■ TASK DETAILS:
Every entry needs to be reproduced exactly.

■ ENTRIES SHOWN:

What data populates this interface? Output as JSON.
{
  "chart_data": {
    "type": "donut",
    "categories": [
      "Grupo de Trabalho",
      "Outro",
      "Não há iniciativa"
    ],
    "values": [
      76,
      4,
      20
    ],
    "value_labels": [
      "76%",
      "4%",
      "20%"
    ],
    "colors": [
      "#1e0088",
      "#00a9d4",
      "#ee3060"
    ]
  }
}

■ RESULT:
What data populates this interface? Output as JSON.
{
  "chart_data": {
    "type": "donut",
    "categories": [
      "Grupo de Trabalho",
      "Outro",
      "Não há iniciativa"
    ],
    "values": [
      76,
      4,
      20
    ],
    "value_labels": [
      "76%",
      "4%",
      "20%"
    ],
    "colors": [
      "#1e0088",
      "#00a9d4",
      "#ee3060"
    ]
  }
}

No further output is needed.